## WHAT TO WORK ON
Pull out every line with the word "JSON" from the entries below.

## DATA TO PROCESS
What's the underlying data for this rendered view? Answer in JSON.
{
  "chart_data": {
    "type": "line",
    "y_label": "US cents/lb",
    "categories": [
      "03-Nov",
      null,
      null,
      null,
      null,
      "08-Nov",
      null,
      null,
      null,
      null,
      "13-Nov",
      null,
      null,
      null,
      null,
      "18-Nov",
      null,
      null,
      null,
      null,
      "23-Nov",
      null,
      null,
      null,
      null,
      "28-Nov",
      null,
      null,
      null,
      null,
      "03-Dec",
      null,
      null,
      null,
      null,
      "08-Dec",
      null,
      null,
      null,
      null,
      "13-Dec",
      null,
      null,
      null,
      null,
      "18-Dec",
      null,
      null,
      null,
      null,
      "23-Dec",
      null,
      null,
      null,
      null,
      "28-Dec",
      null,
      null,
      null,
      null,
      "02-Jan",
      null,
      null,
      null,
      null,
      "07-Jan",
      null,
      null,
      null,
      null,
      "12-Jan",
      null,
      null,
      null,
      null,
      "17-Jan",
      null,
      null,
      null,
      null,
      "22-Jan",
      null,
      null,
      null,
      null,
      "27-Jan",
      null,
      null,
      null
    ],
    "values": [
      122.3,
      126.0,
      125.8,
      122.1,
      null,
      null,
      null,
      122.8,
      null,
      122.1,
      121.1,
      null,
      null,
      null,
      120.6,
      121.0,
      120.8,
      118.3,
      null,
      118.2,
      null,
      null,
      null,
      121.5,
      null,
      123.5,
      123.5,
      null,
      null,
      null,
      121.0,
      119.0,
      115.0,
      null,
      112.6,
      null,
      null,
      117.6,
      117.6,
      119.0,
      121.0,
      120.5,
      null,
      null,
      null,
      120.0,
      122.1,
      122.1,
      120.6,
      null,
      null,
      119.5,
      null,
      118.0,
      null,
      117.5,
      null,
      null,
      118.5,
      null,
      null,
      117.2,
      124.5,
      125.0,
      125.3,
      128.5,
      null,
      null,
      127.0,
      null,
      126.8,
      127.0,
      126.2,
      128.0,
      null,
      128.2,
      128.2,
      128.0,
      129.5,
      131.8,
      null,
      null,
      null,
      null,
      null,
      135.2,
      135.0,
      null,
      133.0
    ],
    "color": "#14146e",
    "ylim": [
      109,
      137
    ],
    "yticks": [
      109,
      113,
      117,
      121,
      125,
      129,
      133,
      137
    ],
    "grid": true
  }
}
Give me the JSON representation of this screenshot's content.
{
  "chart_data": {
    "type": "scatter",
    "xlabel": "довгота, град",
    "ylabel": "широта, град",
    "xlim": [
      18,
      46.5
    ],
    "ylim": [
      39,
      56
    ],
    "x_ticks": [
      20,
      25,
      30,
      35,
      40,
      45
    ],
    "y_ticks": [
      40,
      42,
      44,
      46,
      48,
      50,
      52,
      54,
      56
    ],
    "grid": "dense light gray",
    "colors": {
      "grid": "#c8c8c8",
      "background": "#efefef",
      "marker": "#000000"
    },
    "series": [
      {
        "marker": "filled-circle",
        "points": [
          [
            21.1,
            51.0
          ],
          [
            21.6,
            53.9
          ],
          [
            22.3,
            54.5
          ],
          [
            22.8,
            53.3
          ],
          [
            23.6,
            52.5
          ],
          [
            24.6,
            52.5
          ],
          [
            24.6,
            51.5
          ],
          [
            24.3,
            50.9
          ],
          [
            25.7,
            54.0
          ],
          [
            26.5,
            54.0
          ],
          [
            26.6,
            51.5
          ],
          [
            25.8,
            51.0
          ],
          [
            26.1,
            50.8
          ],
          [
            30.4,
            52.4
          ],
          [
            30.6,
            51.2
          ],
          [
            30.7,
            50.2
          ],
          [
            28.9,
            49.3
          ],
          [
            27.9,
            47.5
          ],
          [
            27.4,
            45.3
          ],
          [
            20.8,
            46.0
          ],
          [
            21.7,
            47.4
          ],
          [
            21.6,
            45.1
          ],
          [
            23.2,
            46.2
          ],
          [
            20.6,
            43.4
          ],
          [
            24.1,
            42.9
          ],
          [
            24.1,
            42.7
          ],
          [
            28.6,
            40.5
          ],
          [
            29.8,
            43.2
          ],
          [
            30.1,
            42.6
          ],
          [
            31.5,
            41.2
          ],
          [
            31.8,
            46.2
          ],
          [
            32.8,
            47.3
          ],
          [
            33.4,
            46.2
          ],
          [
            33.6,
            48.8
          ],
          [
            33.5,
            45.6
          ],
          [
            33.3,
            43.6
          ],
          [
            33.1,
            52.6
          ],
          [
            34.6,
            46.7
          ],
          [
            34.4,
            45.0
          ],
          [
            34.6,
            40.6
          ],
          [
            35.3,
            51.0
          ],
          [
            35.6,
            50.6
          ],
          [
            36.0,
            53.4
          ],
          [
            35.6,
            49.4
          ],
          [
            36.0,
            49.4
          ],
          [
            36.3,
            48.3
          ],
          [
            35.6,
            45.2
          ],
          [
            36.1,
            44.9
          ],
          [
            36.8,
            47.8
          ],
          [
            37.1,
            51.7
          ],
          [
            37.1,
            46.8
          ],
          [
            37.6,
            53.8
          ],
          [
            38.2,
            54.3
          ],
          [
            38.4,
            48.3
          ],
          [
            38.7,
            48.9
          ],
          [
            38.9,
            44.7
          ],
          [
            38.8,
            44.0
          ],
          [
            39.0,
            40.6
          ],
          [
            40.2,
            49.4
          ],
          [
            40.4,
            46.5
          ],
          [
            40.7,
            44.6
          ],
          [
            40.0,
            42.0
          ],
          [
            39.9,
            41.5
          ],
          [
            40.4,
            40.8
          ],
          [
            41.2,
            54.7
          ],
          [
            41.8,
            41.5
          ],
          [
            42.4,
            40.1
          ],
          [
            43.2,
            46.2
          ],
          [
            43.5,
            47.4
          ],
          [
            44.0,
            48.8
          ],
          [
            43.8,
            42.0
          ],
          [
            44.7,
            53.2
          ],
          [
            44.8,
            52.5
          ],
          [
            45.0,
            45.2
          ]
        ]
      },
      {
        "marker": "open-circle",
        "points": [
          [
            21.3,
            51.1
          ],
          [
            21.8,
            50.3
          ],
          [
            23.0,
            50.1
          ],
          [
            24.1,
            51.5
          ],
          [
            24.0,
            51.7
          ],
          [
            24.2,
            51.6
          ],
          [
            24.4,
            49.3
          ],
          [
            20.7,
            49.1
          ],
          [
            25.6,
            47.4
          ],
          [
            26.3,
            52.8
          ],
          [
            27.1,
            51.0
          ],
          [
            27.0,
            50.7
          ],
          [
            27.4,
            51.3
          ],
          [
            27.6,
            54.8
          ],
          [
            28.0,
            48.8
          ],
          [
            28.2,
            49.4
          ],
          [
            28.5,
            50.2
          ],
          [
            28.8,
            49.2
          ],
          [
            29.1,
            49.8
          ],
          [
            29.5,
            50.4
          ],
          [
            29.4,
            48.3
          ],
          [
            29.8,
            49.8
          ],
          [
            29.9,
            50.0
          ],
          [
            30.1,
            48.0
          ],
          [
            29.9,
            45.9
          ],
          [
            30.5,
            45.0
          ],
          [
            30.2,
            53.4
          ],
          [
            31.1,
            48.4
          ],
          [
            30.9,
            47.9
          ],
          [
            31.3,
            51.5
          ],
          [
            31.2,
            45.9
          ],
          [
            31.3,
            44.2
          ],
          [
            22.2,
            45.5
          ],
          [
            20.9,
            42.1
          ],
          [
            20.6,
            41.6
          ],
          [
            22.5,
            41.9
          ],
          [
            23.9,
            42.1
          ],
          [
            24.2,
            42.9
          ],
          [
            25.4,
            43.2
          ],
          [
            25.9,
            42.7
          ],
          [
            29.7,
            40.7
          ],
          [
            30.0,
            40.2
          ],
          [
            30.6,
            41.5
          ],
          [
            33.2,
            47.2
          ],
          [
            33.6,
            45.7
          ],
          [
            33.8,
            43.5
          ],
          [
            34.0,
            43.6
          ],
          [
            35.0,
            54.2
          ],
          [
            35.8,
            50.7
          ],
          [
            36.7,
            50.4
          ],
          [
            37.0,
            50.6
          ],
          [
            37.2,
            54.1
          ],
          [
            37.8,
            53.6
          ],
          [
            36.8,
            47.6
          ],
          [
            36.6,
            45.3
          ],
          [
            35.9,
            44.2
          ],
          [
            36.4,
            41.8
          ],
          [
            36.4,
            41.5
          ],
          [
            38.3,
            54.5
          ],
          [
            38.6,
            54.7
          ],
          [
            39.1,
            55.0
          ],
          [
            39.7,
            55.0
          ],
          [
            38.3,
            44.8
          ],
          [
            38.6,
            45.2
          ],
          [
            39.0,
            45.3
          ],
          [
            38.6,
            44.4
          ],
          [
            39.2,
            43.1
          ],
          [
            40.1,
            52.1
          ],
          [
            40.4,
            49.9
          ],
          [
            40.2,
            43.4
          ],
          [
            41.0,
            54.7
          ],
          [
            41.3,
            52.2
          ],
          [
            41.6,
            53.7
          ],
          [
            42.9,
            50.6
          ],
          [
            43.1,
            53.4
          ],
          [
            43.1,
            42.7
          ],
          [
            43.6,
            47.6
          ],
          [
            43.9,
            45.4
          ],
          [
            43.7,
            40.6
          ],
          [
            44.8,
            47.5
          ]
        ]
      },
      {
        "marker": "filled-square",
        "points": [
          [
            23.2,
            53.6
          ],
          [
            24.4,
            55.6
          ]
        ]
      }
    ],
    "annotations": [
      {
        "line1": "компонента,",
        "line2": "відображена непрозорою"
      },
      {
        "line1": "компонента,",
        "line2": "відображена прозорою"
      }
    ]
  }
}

## REPLY
What's the underlying data for this rendered view? Answer in JSON.
Give me the JSON representation of this screenshot's content.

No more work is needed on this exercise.